**** Listing

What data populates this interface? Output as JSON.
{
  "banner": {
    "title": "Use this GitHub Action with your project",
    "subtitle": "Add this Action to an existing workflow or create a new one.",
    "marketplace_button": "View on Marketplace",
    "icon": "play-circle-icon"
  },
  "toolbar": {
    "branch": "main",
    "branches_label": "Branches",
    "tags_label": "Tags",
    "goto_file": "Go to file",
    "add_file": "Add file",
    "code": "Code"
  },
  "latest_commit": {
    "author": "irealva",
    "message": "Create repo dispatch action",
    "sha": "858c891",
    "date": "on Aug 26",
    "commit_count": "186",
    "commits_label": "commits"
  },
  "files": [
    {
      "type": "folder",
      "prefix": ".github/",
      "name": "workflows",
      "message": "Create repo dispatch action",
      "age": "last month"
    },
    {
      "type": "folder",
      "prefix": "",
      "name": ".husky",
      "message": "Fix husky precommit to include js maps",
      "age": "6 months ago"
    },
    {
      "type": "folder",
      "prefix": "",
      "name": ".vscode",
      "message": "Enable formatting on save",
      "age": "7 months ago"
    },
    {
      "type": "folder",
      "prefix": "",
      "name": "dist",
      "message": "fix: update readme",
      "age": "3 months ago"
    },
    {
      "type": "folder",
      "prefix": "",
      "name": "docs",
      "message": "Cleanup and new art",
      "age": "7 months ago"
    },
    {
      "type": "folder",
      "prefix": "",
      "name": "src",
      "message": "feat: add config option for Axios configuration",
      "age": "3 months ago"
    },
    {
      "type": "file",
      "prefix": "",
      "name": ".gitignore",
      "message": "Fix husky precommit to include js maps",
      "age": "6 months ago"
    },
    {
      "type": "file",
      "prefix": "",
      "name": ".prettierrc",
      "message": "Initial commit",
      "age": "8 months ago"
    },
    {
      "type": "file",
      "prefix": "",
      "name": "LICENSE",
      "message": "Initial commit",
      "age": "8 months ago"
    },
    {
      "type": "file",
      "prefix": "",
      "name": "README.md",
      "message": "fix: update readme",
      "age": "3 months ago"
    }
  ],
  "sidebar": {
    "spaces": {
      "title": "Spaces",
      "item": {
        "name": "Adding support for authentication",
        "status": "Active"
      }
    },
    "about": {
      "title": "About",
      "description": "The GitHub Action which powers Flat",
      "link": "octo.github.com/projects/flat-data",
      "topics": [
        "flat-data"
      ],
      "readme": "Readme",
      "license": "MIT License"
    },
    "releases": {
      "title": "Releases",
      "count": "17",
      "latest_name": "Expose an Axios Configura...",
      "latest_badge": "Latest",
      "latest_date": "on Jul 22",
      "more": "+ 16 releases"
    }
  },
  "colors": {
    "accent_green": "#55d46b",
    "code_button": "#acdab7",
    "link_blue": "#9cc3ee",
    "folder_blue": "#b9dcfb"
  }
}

********

Written task —
Look through the material above and pick out each line holding the word "data".

Written solution —
What data populates this interface? Output as JSON.
      "link": "octo.github.com/projects/flat-data",
        "flat-data"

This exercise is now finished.